↓
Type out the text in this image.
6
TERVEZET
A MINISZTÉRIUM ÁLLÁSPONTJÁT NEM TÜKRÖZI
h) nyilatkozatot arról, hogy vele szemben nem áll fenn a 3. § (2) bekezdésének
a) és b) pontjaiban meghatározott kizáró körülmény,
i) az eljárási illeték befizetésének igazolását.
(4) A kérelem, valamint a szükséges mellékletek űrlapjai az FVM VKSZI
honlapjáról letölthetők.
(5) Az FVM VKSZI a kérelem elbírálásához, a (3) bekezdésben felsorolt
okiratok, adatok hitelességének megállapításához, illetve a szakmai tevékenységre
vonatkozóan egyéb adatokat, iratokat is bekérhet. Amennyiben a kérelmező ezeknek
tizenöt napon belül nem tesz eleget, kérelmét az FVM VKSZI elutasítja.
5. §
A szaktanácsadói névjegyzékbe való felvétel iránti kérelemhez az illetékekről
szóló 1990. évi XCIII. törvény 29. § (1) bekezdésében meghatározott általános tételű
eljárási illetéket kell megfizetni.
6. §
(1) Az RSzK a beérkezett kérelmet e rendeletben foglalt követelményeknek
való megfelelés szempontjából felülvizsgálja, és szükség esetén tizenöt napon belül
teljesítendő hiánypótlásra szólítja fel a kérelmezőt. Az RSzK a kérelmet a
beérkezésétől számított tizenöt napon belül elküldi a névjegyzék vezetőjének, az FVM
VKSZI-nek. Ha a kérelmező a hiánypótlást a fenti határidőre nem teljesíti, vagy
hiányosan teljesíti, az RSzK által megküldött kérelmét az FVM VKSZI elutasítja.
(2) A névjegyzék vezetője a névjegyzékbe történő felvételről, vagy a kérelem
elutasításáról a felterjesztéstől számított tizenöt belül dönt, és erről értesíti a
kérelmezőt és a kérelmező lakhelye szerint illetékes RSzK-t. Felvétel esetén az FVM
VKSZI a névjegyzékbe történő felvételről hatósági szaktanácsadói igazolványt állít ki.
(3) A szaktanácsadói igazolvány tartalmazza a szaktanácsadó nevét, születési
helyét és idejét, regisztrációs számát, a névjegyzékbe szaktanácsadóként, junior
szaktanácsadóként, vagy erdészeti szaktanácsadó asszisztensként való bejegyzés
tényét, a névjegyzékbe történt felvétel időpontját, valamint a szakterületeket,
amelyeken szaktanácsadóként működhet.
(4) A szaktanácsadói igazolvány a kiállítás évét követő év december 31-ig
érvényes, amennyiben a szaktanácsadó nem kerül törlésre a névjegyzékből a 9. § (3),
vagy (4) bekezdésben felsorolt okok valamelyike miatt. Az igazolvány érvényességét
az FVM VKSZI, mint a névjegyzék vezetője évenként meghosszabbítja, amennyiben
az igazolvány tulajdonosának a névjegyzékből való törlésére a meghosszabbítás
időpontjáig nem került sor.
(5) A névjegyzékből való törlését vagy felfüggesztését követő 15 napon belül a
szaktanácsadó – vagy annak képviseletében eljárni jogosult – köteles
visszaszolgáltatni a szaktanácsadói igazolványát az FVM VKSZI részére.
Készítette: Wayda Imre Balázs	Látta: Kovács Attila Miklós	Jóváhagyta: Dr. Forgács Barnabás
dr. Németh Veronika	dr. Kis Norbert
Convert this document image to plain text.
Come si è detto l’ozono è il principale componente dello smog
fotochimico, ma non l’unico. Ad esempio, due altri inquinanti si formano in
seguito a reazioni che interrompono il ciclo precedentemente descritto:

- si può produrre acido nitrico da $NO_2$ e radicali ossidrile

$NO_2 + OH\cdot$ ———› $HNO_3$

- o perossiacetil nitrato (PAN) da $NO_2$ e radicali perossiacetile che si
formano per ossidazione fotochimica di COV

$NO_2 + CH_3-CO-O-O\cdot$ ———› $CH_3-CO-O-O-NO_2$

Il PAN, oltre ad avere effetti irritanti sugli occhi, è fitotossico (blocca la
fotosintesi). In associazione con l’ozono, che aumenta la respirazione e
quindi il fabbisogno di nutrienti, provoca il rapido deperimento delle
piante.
↑
Write out every entry exactly as given.

> **Expected answer**:
Type out the text in this image.
6
TERVEZET
A MINISZTÉRIUM ÁLLÁSPONTJÁT NEM TÜKRÖZI
h) nyilatkozatot arról, hogy vele szemben nem áll fenn a 3. § (2) bekezdésének
a) és b) pontjaiban meghatározott kizáró körülmény,
i) az eljárási illeték befizetésének igazolását.
(4) A kérelem, valamint a szükséges mellékletek űrlapjai az FVM VKSZI
honlapjáról letölthetők.
(5) Az FVM VKSZI a kérelem elbírálásához, a (3) bekezdésben felsorolt
okiratok, adatok hitelességének megállapításához, illetve a szakmai tevékenységre
vonatkozóan egyéb adatokat, iratokat is bekérhet. Amennyiben a kérelmező ezeknek
tizenöt napon belül nem tesz eleget, kérelmét az FVM VKSZI elutasítja.
5. §
A szaktanácsadói névjegyzékbe való felvétel iránti kérelemhez az illetékekről
szóló 1990. évi XCIII. törvény 29. § (1) bekezdésében meghatározott általános tételű
eljárási illetéket kell megfizetni.
6. §
(1) Az RSzK a beérkezett kérelmet e rendeletben foglalt követelményeknek
való megfelelés szempontjából felülvizsgálja, és szükség esetén tizenöt napon belül
teljesítendő hiánypótlásra szólítja fel a kérelmezőt. Az RSzK a kérelmet a
beérkezésétől számított tizenöt napon belül elküldi a névjegyzék vezetőjének, az FVM
VKSZI-nek. Ha a kérelmező a hiánypótlást a fenti határidőre nem teljesíti, vagy
hiányosan teljesíti, az RSzK által megküldött kérelmét az FVM VKSZI elutasítja.
(2) A névjegyzék vezetője a névjegyzékbe történő felvételről, vagy a kérelem
elutasításáról a felterjesztéstől számított tizenöt belül dönt, és erről értesíti a
kérelmezőt és a kérelmező lakhelye szerint illetékes RSzK-t. Felvétel esetén az FVM
VKSZI a névjegyzékbe történő felvételről hatósági szaktanácsadói igazolványt állít ki.
(3) A szaktanácsadói igazolvány tartalmazza a szaktanácsadó nevét, születési
helyét és idejét, regisztrációs számát, a névjegyzékbe szaktanácsadóként, junior
szaktanácsadóként, vagy erdészeti szaktanácsadó asszisztensként való bejegyzés
tényét, a névjegyzékbe történt felvétel időpontját, valamint a szakterületeket,
amelyeken szaktanácsadóként működhet.
(4) A szaktanácsadói igazolvány a kiállítás évét követő év december 31-ig
érvényes, amennyiben a szaktanácsadó nem kerül törlésre a névjegyzékből a 9. § (3),
vagy (4) bekezdésben felsorolt okok valamelyike miatt. Az igazolvány érvényességét
az FVM VKSZI, mint a névjegyzék vezetője évenként meghosszabbítja, amennyiben
az igazolvány tulajdonosának a névjegyzékből való törlésére a meghosszabbítás
időpontjáig nem került sor.
(5) A névjegyzékből való törlését vagy felfüggesztését követő 15 napon belül a
szaktanácsadó – vagy annak képviseletében eljárni jogosult – köteles
visszaszolgáltatni a szaktanácsadói igazolványát az FVM VKSZI részére.
Készítette: Wayda Imre Balázs	Látta: Kovács Attila Miklós	Jóváhagyta: Dr. Forgács Barnabás
dr. Németh Veronika	dr. Kis Norbert
Convert this document image to plain text.
Come si è detto l’ozono è il principale componente dello smog
fotochimico, ma non l’unico. Ad esempio, due altri inquinanti si formano in
seguito a reazioni che interrompono il ciclo precedentemente descritto:

- si può produrre acido nitrico da $NO_2$ e radicali ossidrile

$NO_2 + OH\cdot$ ———› $HNO_3$

- o perossiacetil nitrato (PAN) da $NO_2$ e radicali perossiacetile che si
formano per ossidazione fotochimica di COV

$NO_2 + CH_3-CO-O-O\cdot$ ———› $CH_3-CO-O-O-NO_2$

Il PAN, oltre ad avere effetti irritanti sugli occhi, è fitotossico (blocca la
fotosintesi). In associazione con l’ozono, che aumenta la respirazione e
quindi il fabbisogno di nutrienti, provoca il rapido deperimento delle
piante.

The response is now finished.